**ENTRIES PROVIDED:**
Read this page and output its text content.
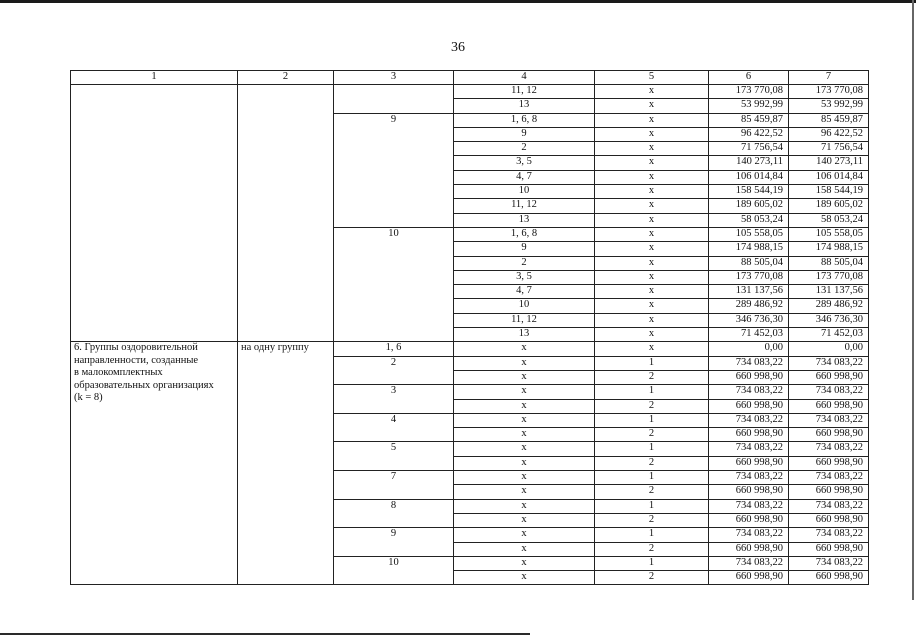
36
1	2	3	4	5	6	7
			11, 12	x	173 770,08	173 770,08
			13	x	53 992,99	53 992,99
		9	1, 6, 8	x	85 459,87	85 459,87
			9	x	96 422,52	96 422,52
			2	x	71 756,54	71 756,54
			3, 5	x	140 273,11	140 273,11
			4, 7	x	106 014,84	106 014,84
			10	x	158 544,19	158 544,19
			11, 12	x	189 605,02	189 605,02
			13	x	58 053,24	58 053,24
		10	1, 6, 8	x	105 558,05	105 558,05
			9	x	174 988,15	174 988,15
			2	x	88 505,04	88 505,04
			3, 5	x	173 770,08	173 770,08
			4, 7	x	131 137,56	131 137,56
			10	x	289 486,92	289 486,92
			11, 12	x	346 736,30	346 736,30
			13	x	71 452,03	71 452,03

6. Группы оздоровительной
направленности, созданные
в малокомплектных
образовательных организациях
(k = 8)	на одну группу	1, 6	x	x	0,00	0,00
		2	x	1	734 083,22	734 083,22
			x	2	660 998,90	660 998,90
		3	x	1	734 083,22	734 083,22
			x	2	660 998,90	660 998,90
		4	x	1	734 083,22	734 083,22
			x	2	660 998,90	660 998,90
		5	x	1	734 083,22	734 083,22
			x	2	660 998,90	660 998,90
		7	x	1	734 083,22	734 083,22
			x	2	660 998,90	660 998,90
		8	x	1	734 083,22	734 083,22
			x	2	660 998,90	660 998,90
		9	x	1	734 083,22	734 083,22
			x	2	660 998,90	660 998,90
		10	x	1	734 083,22	734 083,22
			x	2	660 998,90	660 998,90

**SHORT PROBLEM:**
Give back each entry exactly as it appears, with no pictures.

**WRITTEN SOLUTION:**
Read this page and output its text content.
36
1	2	3	4	5	6	7
			11, 12	x	173 770,08	173 770,08
			13	x	53 992,99	53 992,99
		9	1, 6, 8	x	85 459,87	85 459,87
			9	x	96 422,52	96 422,52
			2	x	71 756,54	71 756,54
			3, 5	x	140 273,11	140 273,11
			4, 7	x	106 014,84	106 014,84
			10	x	158 544,19	158 544,19
			11, 12	x	189 605,02	189 605,02
			13	x	58 053,24	58 053,24
		10	1, 6, 8	x	105 558,05	105 558,05
			9	x	174 988,15	174 988,15
			2	x	88 505,04	88 505,04
			3, 5	x	173 770,08	173 770,08
			4, 7	x	131 137,56	131 137,56
			10	x	289 486,92	289 486,92
			11, 12	x	346 736,30	346 736,30
			13	x	71 452,03	71 452,03

6. Группы оздоровительной
направленности, созданные
в малокомплектных
образовательных организациях
(k = 8)	на одну группу	1, 6	x	x	0,00	0,00
		2	x	1	734 083,22	734 083,22
			x	2	660 998,90	660 998,90
		3	x	1	734 083,22	734 083,22
			x	2	660 998,90	660 998,90
		4	x	1	734 083,22	734 083,22
			x	2	660 998,90	660 998,90
		5	x	1	734 083,22	734 083,22
			x	2	660 998,90	660 998,90
		7	x	1	734 083,22	734 083,22
			x	2	660 998,90	660 998,90
		8	x	1	734 083,22	734 083,22
			x	2	660 998,90	660 998,90
		9	x	1	734 083,22	734 083,22
			x	2	660 998,90	660 998,90
		10	x	1	734 083,22	734 083,22
			x	2	660 998,90	660 998,90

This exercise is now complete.